··· Text excerpt ···

William "Duff" Armstrong (1833–1899) was an American Union soldier and the defendant in an 1858 murder prosecution in which he was defended by Abraham Lincoln, two years before he was elected President of the United States. The case would later be portrayed in the 1939 film Young Mr. Lincoln.

Early life 
Armstrong was born to Jack and Hannah Armstrong. Jack died in 1857. Abraham Lincoln was a friend of the Armstrongs and regularly visited and would cradle baby William.

Murder trial
Armstrong was charged with the August 29, 1857, murder of James Preston Metzker in Mason County, Illinois. His father, Jack Armstrong, had been a friend of Lincoln while he was studying law in New Salem, Illinois. When Lincoln heard of the murder charge, he wrote to Jack's widow, Hannah, and volunteered his legal services pro bono. The trial was moved to Cass County and held at the courthouse at Beardstown, Illinois.

···

**Goals**
• a. Write out the part of the Duff Armstrong passage that opens with the words containing "Murder trial" and closes with "at Beardstown, Illinois.".
• b. Name every person mentioned by name in the Duff Armstrong passage.

··· Dataset excerpts ···

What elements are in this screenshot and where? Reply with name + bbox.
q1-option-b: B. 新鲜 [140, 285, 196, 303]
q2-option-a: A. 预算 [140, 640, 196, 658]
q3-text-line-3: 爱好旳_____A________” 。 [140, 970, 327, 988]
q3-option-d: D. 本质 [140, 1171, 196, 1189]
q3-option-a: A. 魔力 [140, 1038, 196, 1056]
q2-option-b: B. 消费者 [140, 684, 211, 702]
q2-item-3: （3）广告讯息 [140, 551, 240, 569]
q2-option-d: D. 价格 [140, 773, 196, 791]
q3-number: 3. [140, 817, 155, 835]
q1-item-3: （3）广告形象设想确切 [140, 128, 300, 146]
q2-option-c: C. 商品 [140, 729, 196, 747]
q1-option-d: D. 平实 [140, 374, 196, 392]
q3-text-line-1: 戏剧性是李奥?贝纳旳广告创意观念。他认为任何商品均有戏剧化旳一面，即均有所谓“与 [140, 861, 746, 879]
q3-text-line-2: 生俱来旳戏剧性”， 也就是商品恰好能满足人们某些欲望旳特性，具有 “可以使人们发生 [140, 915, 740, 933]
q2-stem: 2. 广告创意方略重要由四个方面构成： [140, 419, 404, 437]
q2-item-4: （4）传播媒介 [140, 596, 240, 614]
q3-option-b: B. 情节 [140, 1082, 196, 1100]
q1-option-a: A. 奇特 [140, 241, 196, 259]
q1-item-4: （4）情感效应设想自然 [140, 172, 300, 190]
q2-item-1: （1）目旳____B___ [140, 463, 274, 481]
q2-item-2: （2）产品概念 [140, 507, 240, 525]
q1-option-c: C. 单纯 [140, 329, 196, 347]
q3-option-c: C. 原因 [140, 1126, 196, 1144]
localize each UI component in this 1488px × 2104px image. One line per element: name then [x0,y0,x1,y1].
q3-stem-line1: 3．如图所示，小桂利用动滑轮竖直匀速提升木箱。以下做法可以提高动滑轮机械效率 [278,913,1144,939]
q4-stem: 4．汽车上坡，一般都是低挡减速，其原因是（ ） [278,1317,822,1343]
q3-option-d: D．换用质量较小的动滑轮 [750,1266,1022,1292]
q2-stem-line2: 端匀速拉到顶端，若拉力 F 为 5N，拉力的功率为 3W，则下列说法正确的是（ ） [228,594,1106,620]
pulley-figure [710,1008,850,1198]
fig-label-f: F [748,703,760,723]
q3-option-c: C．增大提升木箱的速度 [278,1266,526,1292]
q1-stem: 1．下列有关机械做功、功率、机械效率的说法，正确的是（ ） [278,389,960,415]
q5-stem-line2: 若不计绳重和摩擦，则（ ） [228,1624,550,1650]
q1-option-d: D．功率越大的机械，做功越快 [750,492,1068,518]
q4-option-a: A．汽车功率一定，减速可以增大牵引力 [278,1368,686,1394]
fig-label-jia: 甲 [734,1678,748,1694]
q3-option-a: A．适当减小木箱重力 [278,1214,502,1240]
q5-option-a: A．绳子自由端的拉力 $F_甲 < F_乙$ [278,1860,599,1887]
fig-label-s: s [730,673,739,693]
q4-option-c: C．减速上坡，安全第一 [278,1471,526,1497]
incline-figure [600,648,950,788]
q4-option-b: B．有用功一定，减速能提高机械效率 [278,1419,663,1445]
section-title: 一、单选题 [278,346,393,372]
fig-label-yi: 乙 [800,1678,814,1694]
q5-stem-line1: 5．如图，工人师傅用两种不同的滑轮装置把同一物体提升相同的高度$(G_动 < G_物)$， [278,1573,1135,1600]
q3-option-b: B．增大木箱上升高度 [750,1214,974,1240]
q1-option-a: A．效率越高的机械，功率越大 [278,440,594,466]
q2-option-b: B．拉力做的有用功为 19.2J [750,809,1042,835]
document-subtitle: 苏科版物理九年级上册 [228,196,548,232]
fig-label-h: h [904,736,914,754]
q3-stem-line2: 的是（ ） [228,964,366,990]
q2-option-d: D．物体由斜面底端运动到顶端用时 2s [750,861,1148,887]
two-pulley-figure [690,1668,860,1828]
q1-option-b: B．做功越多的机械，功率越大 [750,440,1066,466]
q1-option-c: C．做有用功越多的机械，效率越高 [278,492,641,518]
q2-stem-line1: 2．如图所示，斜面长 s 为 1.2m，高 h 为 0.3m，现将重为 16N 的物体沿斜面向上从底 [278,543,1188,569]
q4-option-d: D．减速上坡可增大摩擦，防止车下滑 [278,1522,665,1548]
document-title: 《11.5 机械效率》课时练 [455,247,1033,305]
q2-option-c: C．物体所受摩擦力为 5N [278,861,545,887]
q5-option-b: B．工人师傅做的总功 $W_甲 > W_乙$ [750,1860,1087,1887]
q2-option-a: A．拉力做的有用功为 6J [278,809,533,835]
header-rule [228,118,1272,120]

···
··· Dataset excerpts ···

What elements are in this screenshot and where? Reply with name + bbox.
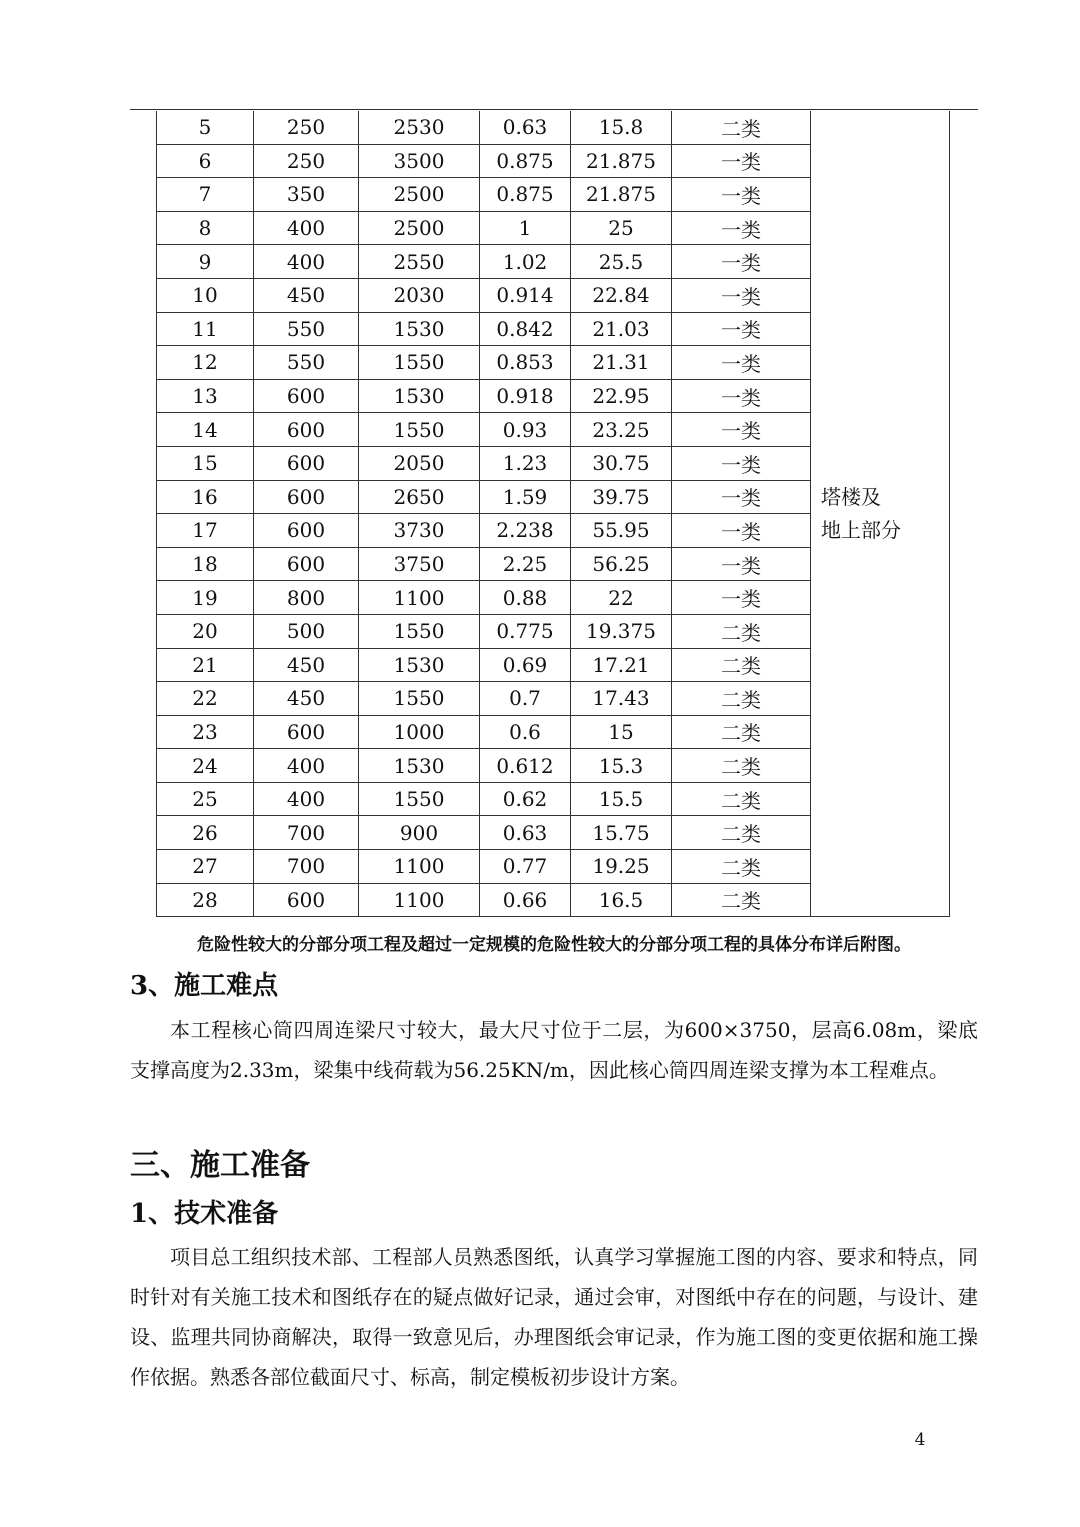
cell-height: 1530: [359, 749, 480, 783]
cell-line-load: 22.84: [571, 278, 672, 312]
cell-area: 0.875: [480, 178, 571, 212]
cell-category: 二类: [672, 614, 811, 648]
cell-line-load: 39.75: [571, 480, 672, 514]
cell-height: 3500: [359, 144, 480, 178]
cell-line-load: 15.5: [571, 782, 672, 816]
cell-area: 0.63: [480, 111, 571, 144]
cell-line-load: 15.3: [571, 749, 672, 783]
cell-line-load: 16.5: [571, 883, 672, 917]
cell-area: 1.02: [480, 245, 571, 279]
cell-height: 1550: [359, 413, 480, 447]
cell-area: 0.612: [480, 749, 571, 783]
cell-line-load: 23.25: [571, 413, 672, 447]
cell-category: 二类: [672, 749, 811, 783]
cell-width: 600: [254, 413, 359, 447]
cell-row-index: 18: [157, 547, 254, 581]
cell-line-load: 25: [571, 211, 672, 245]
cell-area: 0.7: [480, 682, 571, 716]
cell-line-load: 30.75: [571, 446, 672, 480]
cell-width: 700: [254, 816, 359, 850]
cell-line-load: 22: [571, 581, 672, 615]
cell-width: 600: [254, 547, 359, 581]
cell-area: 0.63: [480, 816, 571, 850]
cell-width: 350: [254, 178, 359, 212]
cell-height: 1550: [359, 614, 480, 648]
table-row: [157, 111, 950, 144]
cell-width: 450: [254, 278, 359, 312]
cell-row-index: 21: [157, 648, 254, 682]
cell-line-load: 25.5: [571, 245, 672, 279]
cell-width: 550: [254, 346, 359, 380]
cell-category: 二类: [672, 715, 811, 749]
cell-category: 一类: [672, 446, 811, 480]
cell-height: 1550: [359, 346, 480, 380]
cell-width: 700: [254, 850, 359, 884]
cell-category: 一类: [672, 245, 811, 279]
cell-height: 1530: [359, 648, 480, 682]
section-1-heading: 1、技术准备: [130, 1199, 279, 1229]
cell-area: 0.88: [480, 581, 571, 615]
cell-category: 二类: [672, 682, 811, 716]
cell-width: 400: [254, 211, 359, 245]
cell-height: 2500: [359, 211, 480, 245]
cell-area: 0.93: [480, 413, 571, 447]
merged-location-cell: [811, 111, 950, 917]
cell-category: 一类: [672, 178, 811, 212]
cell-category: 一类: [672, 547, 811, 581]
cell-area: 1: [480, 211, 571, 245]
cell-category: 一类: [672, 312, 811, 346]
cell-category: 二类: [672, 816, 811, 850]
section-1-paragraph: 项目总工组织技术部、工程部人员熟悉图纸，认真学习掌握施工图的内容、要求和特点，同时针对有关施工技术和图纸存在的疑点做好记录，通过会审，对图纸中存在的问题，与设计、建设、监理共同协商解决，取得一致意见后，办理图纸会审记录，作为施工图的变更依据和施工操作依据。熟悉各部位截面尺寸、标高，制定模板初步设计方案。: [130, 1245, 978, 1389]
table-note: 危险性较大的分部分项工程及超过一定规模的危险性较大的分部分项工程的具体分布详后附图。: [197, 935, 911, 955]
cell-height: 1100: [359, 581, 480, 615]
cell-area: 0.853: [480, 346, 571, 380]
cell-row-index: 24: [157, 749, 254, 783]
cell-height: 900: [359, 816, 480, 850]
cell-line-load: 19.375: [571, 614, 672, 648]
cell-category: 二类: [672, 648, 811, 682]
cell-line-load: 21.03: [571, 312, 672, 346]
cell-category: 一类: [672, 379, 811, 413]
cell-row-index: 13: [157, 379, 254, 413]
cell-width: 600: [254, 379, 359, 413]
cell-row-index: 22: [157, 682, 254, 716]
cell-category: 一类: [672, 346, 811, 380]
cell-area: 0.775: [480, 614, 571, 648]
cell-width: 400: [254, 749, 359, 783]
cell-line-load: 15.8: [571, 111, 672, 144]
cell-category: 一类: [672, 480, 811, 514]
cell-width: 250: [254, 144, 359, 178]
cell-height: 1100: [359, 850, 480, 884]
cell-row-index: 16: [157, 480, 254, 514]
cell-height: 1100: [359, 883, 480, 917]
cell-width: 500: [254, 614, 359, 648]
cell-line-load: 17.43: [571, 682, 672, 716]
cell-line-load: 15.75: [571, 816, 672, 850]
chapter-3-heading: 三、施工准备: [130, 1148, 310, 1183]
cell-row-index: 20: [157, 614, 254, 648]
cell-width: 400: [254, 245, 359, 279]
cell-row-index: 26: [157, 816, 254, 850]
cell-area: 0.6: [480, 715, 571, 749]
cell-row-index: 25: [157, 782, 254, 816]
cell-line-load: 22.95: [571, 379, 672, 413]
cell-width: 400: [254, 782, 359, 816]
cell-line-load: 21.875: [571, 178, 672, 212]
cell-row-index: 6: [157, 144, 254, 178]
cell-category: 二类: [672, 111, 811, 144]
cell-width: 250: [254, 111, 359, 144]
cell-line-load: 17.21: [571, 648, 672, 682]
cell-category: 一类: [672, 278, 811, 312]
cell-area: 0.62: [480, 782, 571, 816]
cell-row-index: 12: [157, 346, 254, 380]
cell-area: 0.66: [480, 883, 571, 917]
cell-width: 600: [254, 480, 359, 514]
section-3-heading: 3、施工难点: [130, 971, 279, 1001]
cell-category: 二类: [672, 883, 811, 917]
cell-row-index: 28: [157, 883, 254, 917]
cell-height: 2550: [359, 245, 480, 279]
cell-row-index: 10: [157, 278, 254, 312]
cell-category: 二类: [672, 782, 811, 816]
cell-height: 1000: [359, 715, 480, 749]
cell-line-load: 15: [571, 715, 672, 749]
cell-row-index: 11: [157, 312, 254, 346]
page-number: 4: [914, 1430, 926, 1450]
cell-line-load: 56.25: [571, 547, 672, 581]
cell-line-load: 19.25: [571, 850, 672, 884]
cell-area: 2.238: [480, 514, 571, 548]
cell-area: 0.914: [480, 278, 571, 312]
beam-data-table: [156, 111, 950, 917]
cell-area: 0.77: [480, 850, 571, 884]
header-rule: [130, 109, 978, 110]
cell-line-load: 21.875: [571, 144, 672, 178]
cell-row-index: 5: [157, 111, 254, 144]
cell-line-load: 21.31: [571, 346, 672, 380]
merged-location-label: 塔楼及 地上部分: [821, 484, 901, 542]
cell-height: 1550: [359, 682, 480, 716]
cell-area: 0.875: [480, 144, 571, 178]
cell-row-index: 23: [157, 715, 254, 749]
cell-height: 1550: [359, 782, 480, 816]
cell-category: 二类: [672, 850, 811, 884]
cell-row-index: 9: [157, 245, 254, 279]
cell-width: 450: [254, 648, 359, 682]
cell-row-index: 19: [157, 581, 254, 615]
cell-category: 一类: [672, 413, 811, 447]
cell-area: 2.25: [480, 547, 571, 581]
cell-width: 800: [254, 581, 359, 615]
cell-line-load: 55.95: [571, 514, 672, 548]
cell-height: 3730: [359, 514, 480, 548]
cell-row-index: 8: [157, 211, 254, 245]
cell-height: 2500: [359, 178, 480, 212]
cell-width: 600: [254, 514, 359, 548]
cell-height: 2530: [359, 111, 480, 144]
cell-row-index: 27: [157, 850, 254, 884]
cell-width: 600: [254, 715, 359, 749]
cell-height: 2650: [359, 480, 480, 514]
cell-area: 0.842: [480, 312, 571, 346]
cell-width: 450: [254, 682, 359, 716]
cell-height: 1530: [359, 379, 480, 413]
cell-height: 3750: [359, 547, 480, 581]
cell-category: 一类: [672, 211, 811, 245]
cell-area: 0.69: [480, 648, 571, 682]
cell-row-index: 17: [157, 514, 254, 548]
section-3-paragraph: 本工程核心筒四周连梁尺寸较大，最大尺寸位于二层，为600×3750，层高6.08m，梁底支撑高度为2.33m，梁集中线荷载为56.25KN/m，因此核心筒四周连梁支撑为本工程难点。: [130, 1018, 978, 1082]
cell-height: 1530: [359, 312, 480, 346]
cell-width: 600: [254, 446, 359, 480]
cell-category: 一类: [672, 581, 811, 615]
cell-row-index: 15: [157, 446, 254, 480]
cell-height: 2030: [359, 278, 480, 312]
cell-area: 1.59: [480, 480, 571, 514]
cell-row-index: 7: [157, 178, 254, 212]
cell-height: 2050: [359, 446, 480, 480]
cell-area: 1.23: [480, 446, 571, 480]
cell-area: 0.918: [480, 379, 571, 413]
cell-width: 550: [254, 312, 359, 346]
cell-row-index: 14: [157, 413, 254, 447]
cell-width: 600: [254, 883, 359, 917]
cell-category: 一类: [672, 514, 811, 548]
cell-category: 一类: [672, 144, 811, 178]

···

**Complete answers**
• a.
Murder trial
Armstrong was charged with the August 29, 1857, murder of James Preston Metzker in Mason County, Illinois. His father, Jack Armstrong, had been a friend of Lincoln while he was studying law in New Salem, Illinois. When Lincoln heard of the murder charge, he wrote to Jack's widow, Hannah, and volunteered his legal services pro bono. The trial was moved to Cass County and held at the courthouse at Beardstown, Illinois.

• b.
William "Duff" Armstrong
Abraham Lincoln
Jack Armstrong
Hannah Armstrong
James Preston Metzker